/---
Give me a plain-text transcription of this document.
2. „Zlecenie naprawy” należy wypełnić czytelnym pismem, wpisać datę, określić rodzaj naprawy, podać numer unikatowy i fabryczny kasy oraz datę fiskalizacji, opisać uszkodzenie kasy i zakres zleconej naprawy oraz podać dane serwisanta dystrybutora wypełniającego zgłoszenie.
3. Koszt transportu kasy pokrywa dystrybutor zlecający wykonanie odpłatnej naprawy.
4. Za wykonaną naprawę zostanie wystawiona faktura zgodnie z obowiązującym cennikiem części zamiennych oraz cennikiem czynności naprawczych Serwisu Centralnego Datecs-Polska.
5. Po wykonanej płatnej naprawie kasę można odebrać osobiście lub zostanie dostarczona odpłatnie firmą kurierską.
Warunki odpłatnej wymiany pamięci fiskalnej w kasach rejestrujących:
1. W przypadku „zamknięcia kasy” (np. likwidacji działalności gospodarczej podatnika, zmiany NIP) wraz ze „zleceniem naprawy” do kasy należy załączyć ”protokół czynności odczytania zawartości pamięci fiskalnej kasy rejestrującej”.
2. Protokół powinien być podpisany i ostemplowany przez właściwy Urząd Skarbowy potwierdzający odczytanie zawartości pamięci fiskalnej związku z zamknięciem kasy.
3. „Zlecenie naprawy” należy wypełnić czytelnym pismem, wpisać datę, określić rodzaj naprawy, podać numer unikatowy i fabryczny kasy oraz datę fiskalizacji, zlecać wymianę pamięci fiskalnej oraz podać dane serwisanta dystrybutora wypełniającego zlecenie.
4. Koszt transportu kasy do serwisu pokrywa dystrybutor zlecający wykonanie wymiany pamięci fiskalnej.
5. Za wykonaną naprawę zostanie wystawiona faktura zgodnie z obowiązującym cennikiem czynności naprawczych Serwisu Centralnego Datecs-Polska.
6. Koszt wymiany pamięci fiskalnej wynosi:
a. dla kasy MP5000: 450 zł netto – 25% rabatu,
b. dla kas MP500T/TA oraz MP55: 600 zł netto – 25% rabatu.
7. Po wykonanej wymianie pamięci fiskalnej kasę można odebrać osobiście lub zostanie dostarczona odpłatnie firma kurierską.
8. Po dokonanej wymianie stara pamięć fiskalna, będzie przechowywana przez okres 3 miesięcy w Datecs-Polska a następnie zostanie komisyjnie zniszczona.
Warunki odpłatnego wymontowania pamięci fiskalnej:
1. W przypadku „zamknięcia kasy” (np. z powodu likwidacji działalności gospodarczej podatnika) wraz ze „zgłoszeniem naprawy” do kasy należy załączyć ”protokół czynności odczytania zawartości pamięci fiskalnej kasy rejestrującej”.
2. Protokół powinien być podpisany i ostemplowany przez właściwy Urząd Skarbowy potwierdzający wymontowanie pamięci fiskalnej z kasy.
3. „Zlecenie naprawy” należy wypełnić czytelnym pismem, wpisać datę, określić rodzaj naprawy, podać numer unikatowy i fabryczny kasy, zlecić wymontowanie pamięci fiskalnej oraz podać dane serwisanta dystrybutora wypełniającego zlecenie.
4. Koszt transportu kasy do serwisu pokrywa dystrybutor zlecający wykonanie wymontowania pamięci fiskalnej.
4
\---
Copy out every line of the listing that contains the string "likwidacji".

◆ **Result for this task**:
1. W przypadku „zamknięcia kasy” (np. likwidacji działalności gospodarczej podatnika, zmiany NIP) wraz ze „zleceniem naprawy” do kasy należy załączyć ”protokół czynności odczytania zawartości pamięci fiskalnej kasy rejestrującej”.
1. W przypadku „zamknięcia kasy” (np. z powodu likwidacji działalności gospodarczej podatnika) wraz ze „zgłoszeniem naprawy” do kasy należy załączyć ”protokół czynności odczytania zawartości pamięci fiskalnej kasy rejestrującej”.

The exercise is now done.